--- Task description ---
Reproduce each of the items below word for word, leaving every line unchanged.

(Dataset items)
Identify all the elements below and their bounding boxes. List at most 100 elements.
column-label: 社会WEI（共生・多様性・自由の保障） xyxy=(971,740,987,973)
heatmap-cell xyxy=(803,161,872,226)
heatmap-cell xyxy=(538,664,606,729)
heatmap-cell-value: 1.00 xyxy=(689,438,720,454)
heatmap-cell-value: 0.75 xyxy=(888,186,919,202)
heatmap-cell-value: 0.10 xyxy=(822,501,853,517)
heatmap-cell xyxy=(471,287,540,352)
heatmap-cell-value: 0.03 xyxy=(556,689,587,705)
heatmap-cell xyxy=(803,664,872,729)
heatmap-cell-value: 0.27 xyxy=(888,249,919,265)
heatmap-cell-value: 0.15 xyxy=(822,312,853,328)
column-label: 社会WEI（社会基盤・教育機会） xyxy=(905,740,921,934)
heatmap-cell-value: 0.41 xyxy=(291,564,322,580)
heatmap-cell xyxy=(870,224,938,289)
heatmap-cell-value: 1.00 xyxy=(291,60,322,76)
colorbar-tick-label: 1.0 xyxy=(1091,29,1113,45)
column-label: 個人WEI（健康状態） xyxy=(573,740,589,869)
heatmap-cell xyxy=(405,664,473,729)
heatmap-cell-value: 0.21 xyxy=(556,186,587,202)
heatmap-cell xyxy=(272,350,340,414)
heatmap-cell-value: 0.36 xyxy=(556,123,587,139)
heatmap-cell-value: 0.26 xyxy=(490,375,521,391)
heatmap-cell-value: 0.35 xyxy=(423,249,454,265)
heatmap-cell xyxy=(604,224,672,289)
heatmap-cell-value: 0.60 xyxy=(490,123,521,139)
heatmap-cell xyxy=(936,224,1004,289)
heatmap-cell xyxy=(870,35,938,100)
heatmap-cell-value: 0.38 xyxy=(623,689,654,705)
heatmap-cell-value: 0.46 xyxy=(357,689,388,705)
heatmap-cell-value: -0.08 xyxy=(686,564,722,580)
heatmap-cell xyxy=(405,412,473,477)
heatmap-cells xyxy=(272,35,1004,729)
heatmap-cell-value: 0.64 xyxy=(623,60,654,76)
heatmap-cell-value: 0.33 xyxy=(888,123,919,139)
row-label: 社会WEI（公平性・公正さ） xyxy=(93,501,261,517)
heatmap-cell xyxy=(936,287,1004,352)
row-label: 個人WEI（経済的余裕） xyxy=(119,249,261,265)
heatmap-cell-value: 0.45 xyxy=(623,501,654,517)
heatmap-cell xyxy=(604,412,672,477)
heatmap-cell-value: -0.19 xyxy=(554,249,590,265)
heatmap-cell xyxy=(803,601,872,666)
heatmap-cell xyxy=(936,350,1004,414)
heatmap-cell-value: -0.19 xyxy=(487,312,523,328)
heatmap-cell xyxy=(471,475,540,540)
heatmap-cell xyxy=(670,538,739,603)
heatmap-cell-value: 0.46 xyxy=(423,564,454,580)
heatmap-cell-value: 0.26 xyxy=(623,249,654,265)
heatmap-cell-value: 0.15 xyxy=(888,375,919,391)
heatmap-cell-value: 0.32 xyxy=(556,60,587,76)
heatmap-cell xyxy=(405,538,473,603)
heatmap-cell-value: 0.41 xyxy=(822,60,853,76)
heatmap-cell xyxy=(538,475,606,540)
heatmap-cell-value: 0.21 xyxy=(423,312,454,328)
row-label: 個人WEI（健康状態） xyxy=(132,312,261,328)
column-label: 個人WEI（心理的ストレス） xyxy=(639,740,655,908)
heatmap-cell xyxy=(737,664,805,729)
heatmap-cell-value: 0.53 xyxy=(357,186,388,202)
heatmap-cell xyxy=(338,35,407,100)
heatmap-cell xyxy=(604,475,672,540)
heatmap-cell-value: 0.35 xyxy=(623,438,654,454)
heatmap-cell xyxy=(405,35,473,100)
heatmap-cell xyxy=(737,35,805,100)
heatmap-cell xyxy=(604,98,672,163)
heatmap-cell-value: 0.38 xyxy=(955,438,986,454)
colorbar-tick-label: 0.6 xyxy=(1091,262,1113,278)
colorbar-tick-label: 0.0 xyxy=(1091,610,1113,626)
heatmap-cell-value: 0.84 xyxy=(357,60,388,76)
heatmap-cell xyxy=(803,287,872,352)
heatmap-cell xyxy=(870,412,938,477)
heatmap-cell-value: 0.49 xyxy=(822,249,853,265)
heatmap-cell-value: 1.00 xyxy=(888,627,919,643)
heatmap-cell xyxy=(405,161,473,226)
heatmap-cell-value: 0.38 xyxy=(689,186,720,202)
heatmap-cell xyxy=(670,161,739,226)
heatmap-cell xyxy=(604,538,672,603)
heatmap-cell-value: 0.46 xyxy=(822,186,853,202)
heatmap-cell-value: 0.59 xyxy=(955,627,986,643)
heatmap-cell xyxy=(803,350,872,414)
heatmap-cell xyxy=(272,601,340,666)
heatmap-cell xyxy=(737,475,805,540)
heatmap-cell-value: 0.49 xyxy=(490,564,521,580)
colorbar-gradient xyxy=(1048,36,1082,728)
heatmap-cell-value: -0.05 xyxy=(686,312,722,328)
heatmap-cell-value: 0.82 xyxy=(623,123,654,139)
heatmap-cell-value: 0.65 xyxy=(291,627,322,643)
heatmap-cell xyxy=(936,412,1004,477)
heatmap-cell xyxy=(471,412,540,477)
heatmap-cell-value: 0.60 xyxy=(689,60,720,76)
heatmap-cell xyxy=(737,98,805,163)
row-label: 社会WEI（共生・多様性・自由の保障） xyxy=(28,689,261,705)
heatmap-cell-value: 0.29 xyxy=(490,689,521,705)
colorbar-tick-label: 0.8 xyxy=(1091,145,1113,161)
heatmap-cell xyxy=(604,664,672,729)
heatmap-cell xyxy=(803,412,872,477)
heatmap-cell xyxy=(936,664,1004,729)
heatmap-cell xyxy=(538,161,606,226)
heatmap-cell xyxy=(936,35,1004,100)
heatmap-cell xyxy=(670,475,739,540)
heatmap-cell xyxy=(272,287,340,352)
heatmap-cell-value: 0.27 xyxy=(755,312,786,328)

--- Output for this task ---
Identify all the elements below and their bounding boxes. List at most 100 elements.
column-label: 社会WEI（共生・多様性・自由の保障） xyxy=(971,740,987,973)
heatmap-cell xyxy=(803,161,872,226)
heatmap-cell xyxy=(538,664,606,729)
heatmap-cell-value: 1.00 xyxy=(689,438,720,454)
heatmap-cell-value: 0.75 xyxy=(888,186,919,202)
heatmap-cell-value: 0.10 xyxy=(822,501,853,517)
heatmap-cell xyxy=(471,287,540,352)
heatmap-cell-value: 0.03 xyxy=(556,689,587,705)
heatmap-cell xyxy=(803,664,872,729)
heatmap-cell-value: 0.27 xyxy=(888,249,919,265)
heatmap-cell-value: 0.15 xyxy=(822,312,853,328)
column-label: 社会WEI（社会基盤・教育機会） xyxy=(905,740,921,934)
heatmap-cell-value: 0.41 xyxy=(291,564,322,580)
heatmap-cell xyxy=(870,224,938,289)
heatmap-cell-value: 1.00 xyxy=(291,60,322,76)
colorbar-tick-label: 1.0 xyxy=(1091,29,1113,45)
column-label: 個人WEI（健康状態） xyxy=(573,740,589,869)
heatmap-cell xyxy=(405,664,473,729)
heatmap-cell-value: 0.21 xyxy=(556,186,587,202)
heatmap-cell xyxy=(272,350,340,414)
heatmap-cell-value: 0.36 xyxy=(556,123,587,139)
heatmap-cell-value: 0.26 xyxy=(490,375,521,391)
heatmap-cell-value: 0.35 xyxy=(423,249,454,265)
heatmap-cell xyxy=(604,224,672,289)
heatmap-cell-value: 0.60 xyxy=(490,123,521,139)
heatmap-cell xyxy=(936,224,1004,289)
heatmap-cell xyxy=(870,35,938,100)
heatmap-cell-value: 0.38 xyxy=(623,689,654,705)
heatmap-cell-value: 0.46 xyxy=(357,689,388,705)
heatmap-cell-value: -0.08 xyxy=(686,564,722,580)
heatmap-cell xyxy=(405,412,473,477)
heatmap-cells xyxy=(272,35,1004,729)
heatmap-cell-value: 0.64 xyxy=(623,60,654,76)
heatmap-cell-value: 0.33 xyxy=(888,123,919,139)
row-label: 社会WEI（公平性・公正さ） xyxy=(93,501,261,517)
heatmap-cell xyxy=(936,287,1004,352)
row-label: 個人WEI（経済的余裕） xyxy=(119,249,261,265)
heatmap-cell-value: 0.45 xyxy=(623,501,654,517)
heatmap-cell xyxy=(604,412,672,477)
heatmap-cell-value: -0.19 xyxy=(554,249,590,265)
heatmap-cell xyxy=(803,601,872,666)
heatmap-cell xyxy=(936,350,1004,414)
heatmap-cell-value: -0.19 xyxy=(487,312,523,328)
heatmap-cell xyxy=(471,475,540,540)
heatmap-cell xyxy=(670,538,739,603)
heatmap-cell-value: 0.46 xyxy=(423,564,454,580)
heatmap-cell-value: 0.26 xyxy=(623,249,654,265)
heatmap-cell-value: 0.15 xyxy=(888,375,919,391)
heatmap-cell-value: 0.32 xyxy=(556,60,587,76)
heatmap-cell xyxy=(405,538,473,603)
heatmap-cell-value: 0.41 xyxy=(822,60,853,76)
heatmap-cell xyxy=(538,475,606,540)
heatmap-cell-value: 0.21 xyxy=(423,312,454,328)
row-label: 個人WEI（健康状態） xyxy=(132,312,261,328)
column-label: 個人WEI（心理的ストレス） xyxy=(639,740,655,908)
heatmap-cell xyxy=(737,664,805,729)
heatmap-cell-value: 0.53 xyxy=(357,186,388,202)
heatmap-cell xyxy=(338,35,407,100)
heatmap-cell xyxy=(604,475,672,540)
heatmap-cell-value: 0.35 xyxy=(623,438,654,454)
heatmap-cell xyxy=(405,35,473,100)
heatmap-cell xyxy=(737,35,805,100)
heatmap-cell xyxy=(604,98,672,163)
heatmap-cell-value: 0.38 xyxy=(955,438,986,454)
colorbar-tick-label: 0.6 xyxy=(1091,262,1113,278)
colorbar-tick-label: 0.0 xyxy=(1091,610,1113,626)
heatmap-cell-value: 0.84 xyxy=(357,60,388,76)
heatmap-cell xyxy=(803,287,872,352)
heatmap-cell xyxy=(870,412,938,477)
heatmap-cell-value: 0.49 xyxy=(822,249,853,265)
heatmap-cell-value: 1.00 xyxy=(888,627,919,643)
heatmap-cell xyxy=(405,161,473,226)
heatmap-cell-value: 0.38 xyxy=(689,186,720,202)
heatmap-cell xyxy=(670,161,739,226)
heatmap-cell xyxy=(604,538,672,603)
heatmap-cell-value: 0.46 xyxy=(822,186,853,202)
heatmap-cell-value: 0.59 xyxy=(955,627,986,643)
heatmap-cell xyxy=(803,350,872,414)
heatmap-cell xyxy=(272,601,340,666)
heatmap-cell xyxy=(737,475,805,540)
heatmap-cell-value: 0.49 xyxy=(490,564,521,580)
colorbar-gradient xyxy=(1048,36,1082,728)
heatmap-cell-value: -0.05 xyxy=(686,312,722,328)
heatmap-cell-value: 0.82 xyxy=(623,123,654,139)
heatmap-cell-value: 0.65 xyxy=(291,627,322,643)
heatmap-cell xyxy=(936,412,1004,477)
heatmap-cell xyxy=(471,412,540,477)
heatmap-cell-value: 0.60 xyxy=(689,60,720,76)
heatmap-cell xyxy=(737,98,805,163)
row-label: 社会WEI（共生・多様性・自由の保障） xyxy=(28,689,261,705)
heatmap-cell-value: 0.29 xyxy=(490,689,521,705)
colorbar-tick-label: 0.8 xyxy=(1091,145,1113,161)
heatmap-cell xyxy=(604,664,672,729)
heatmap-cell xyxy=(803,412,872,477)
heatmap-cell xyxy=(936,664,1004,729)
heatmap-cell xyxy=(538,161,606,226)
heatmap-cell xyxy=(936,35,1004,100)
heatmap-cell xyxy=(670,475,739,540)
heatmap-cell xyxy=(272,287,340,352)
heatmap-cell-value: 0.27 xyxy=(755,312,786,328)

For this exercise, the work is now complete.